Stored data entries

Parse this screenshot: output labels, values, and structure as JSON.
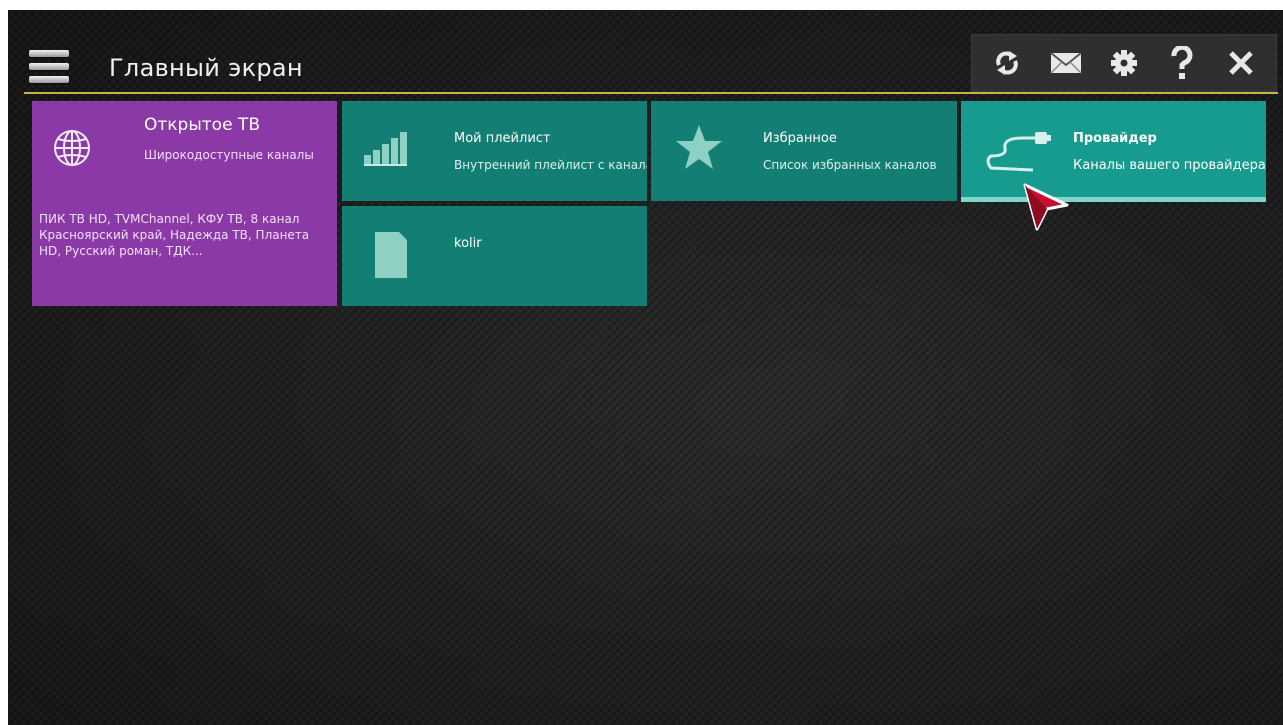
{
  "header": {
    "title": "Главный экран",
    "menu_icon": "hamburger-menu-icon",
    "toolbar": [
      {
        "name": "refresh-icon"
      },
      {
        "name": "mail-icon"
      },
      {
        "name": "gear-icon"
      },
      {
        "name": "help-icon"
      },
      {
        "name": "close-icon"
      }
    ]
  },
  "tiles": {
    "open_tv": {
      "title": "Открытое ТВ",
      "subtitle": "Широкодоступные каналы",
      "description": "ПИК ТВ HD, TVMChannel, КФУ ТВ, 8 канал Красноярский край, Надежда ТВ, Планета HD, Русский роман, ТДК...",
      "icon": "globe-icon",
      "color": "#8c39a8"
    },
    "my_playlist": {
      "title": "Мой плейлист",
      "subtitle": "Внутренний плейлист с каналами",
      "icon": "signal-bars-icon",
      "color": "#137f74"
    },
    "favorites": {
      "title": "Избранное",
      "subtitle": "Список избранных каналов",
      "icon": "star-icon",
      "color": "#137f74"
    },
    "provider": {
      "title": "Провайдер",
      "subtitle": "Каналы вашего провайдера",
      "icon": "cable-icon",
      "color": "#169b8e"
    },
    "kolir": {
      "title": "kolir",
      "icon": "file-icon",
      "color": "#137f74"
    }
  },
  "colors": {
    "accent_rule": "#c9b24a",
    "background": "#1e1e1e",
    "cursor": "#c8102e"
  }
}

◆ OBJECTIVE: Exactly reproduce the entries above, minus the pictures.

◆ ANSWER BELOW:
Parse this screenshot: output labels, values, and structure as JSON.
{
  "header": {
    "title": "Главный экран",
    "menu_icon": "hamburger-menu-icon",
    "toolbar": [
      {
        "name": "refresh-icon"
      },
      {
        "name": "mail-icon"
      },
      {
        "name": "gear-icon"
      },
      {
        "name": "help-icon"
      },
      {
        "name": "close-icon"
      }
    ]
  },
  "tiles": {
    "open_tv": {
      "title": "Открытое ТВ",
      "subtitle": "Широкодоступные каналы",
      "description": "ПИК ТВ HD, TVMChannel, КФУ ТВ, 8 канал Красноярский край, Надежда ТВ, Планета HD, Русский роман, ТДК...",
      "icon": "globe-icon",
      "color": "#8c39a8"
    },
    "my_playlist": {
      "title": "Мой плейлист",
      "subtitle": "Внутренний плейлист с каналами",
      "icon": "signal-bars-icon",
      "color": "#137f74"
    },
    "favorites": {
      "title": "Избранное",
      "subtitle": "Список избранных каналов",
      "icon": "star-icon",
      "color": "#137f74"
    },
    "provider": {
      "title": "Провайдер",
      "subtitle": "Каналы вашего провайдера",
      "icon": "cable-icon",
      "color": "#169b8e"
    },
    "kolir": {
      "title": "kolir",
      "icon": "file-icon",
      "color": "#137f74"
    }
  },
  "colors": {
    "accent_rule": "#c9b24a",
    "background": "#1e1e1e",
    "cursor": "#c8102e"
  }
}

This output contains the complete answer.